* **Required work**: Collect each line holding the string "катастрофа".

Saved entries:
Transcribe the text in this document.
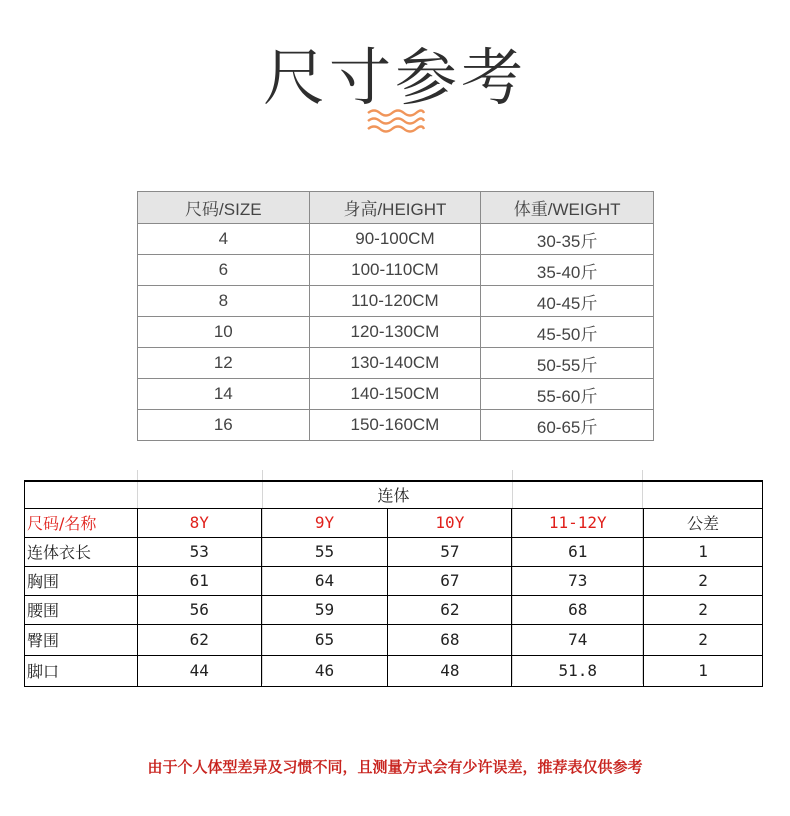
尺寸参考
尺码/SIZE	身高/HEIGHT	体重/WEIGHT
4	90-100CM	30-35斤
6	100-110CM	35-40斤
8	110-120CM	40-45斤
10	120-130CM	45-50斤
12	130-140CM	50-55斤
14	140-150CM	55-60斤
16	150-160CM	60-65斤
连体					
尺码/名称	8Y	9Y	10Y	11-12Y	公差
连体衣长	53	55	57	61	1
胸围	61	64	67	73	2
腰围	56	59	62	68	2
臀围	62	65	68	74	2
脚口	44	46	48	51.8	1
由于个人体型差异及习惯不同，且测量方式会有少许误差，推荐表仅供参考
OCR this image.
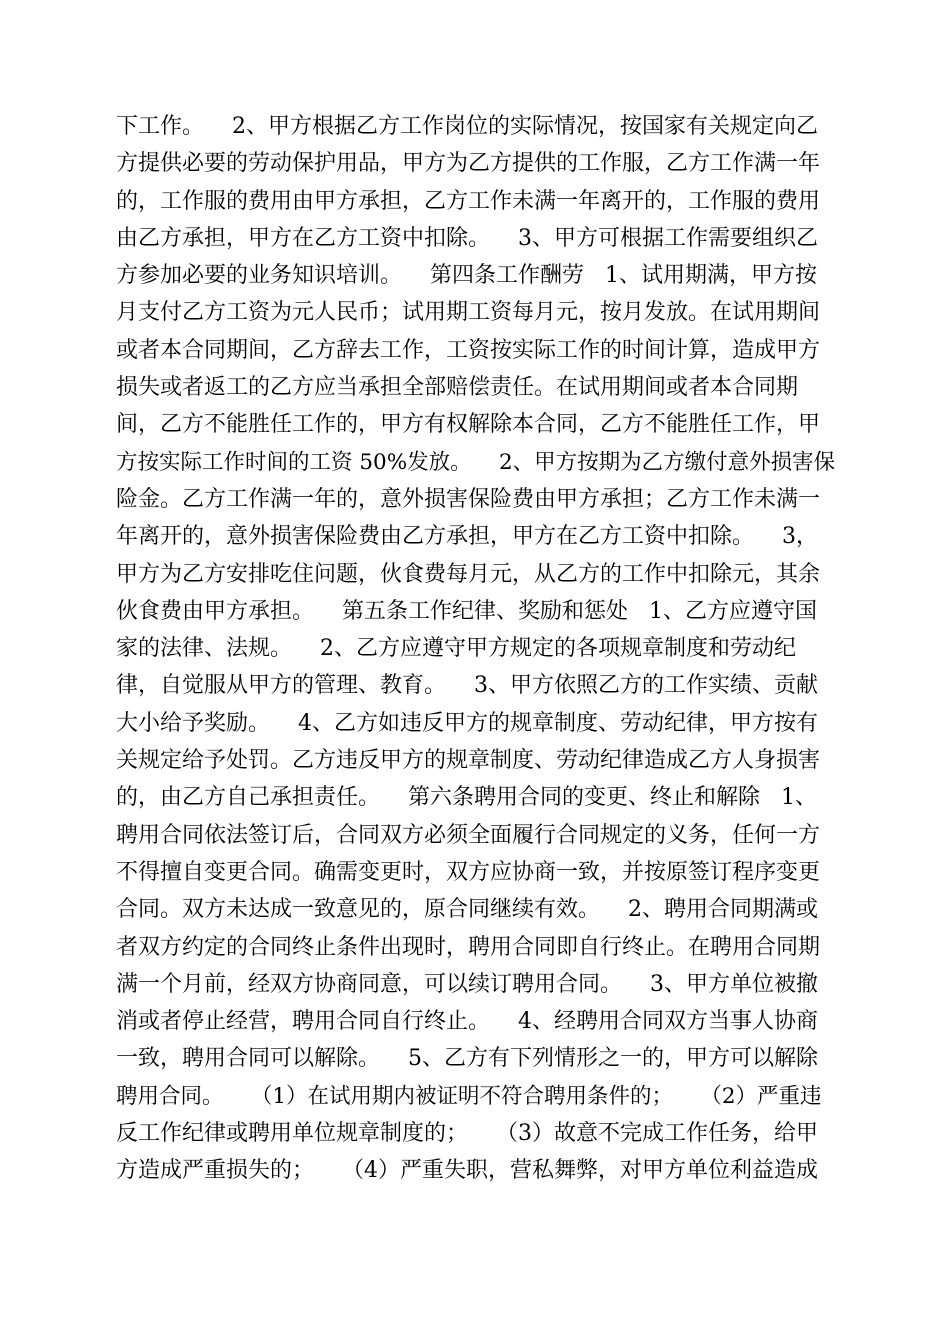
下工作。    2、甲方根据乙方工作岗位的实际情况，按国家有关规定向乙
方提供必要的劳动保护用品，甲方为乙方提供的工作服，乙方工作满一年
的，工作服的费用由甲方承担，乙方工作未满一年离开的，工作服的费用
由乙方承担，甲方在乙方工资中扣除。    3、甲方可根据工作需要组织乙
方参加必要的业务知识培训。    第四条工作酬劳   1、试用期满，甲方按
月支付乙方工资为元人民币；试用期工资每月元，按月发放。在试用期间
或者本合同期间，乙方辞去工作，工资按实际工作的时间计算，造成甲方
损失或者返工的乙方应当承担全部赔偿责任。在试用期间或者本合同期
间，乙方不能胜任工作的，甲方有权解除本合同，乙方不能胜任工作，甲
方按实际工作时间的工资 50%发放。    2、甲方按期为乙方缴付意外损害保
险金。乙方工作满一年的，意外损害保险费由甲方承担；乙方工作未满一
年离开的，意外损害保险费由乙方承担，甲方在乙方工资中扣除。    3，
甲方为乙方安排吃住问题，伙食费每月元，从乙方的工作中扣除元，其余
伙食费由甲方承担。    第五条工作纪律、奖励和惩处   1、乙方应遵守国
家的法律、法规。    2、乙方应遵守甲方规定的各项规章制度和劳动纪
律，自觉服从甲方的管理、教育。    3、甲方依照乙方的工作实绩、贡献
大小给予奖励。    4、乙方如违反甲方的规章制度、劳动纪律，甲方按有
关规定给予处罚。乙方违反甲方的规章制度、劳动纪律造成乙方人身损害
的，由乙方自己承担责任。    第六条聘用合同的变更、终止和解除   1、
聘用合同依法签订后，合同双方必须全面履行合同规定的义务，任何一方
不得擅自变更合同。确需变更时，双方应协商一致，并按原签订程序变更
合同。双方未达成一致意见的，原合同继续有效。    2、聘用合同期满或
者双方约定的合同终止条件出现时，聘用合同即自行终止。在聘用合同期
满一个月前，经双方协商同意，可以续订聘用合同。    3、甲方单位被撤
消或者停止经营，聘用合同自行终止。    4、经聘用合同双方当事人协商
一致，聘用合同可以解除。    5、乙方有下列情形之一的，甲方可以解除
聘用合同。    （1）在试用期内被证明不符合聘用条件的；    （2）严重违
反工作纪律或聘用单位规章制度的；    （3）故意不完成工作任务，给甲
方造成严重损失的；    （4）严重失职，营私舞弊，对甲方单位利益造成
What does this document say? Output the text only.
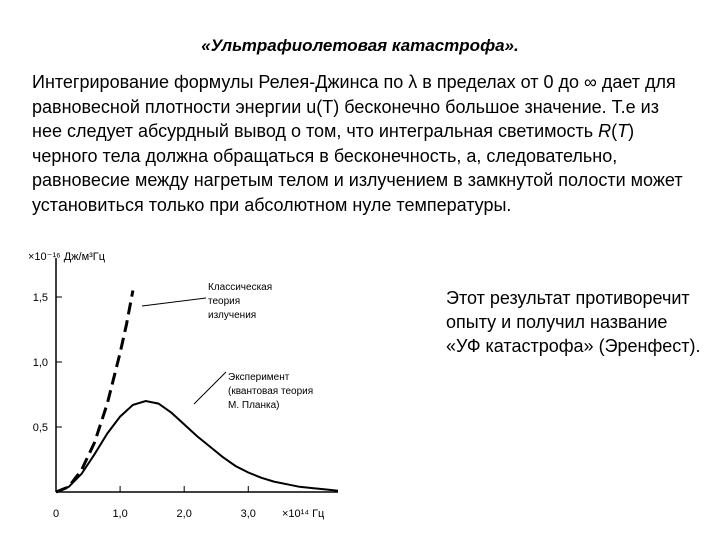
«Ультрафиолетовая катастрофа».
Интегрирование формулы Релея-Джинса по λ в пределах от 0 до ∞ дает для равновесной плотности энергии u(T) бесконечно большое значение. Т.е из нее следует абсурдный вывод о том, что интегральная светимость R(T) черного тела должна обращаться в бесконечность, а, следовательно, равновесие между нагретым телом и излучением в замкнутой полости может установиться только при абсолютном нуле температуры.
Этот результат противоречит опыту и получил название «УФ катастрофа» (Эренфест).
×10⁻¹⁶ Дж/м³Гц
×10¹⁴ Гц
0,5
1,0
1,5
0	1,0	2,0	3,0
Классическая
теория
излучения
Эксперимент
(квантовая теория
М. Планка)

* **Exercise response**:
«Ультрафиолетовая катастрофа».
Этот результат противоречит опыту и получил название «УФ катастрофа» (Эренфест).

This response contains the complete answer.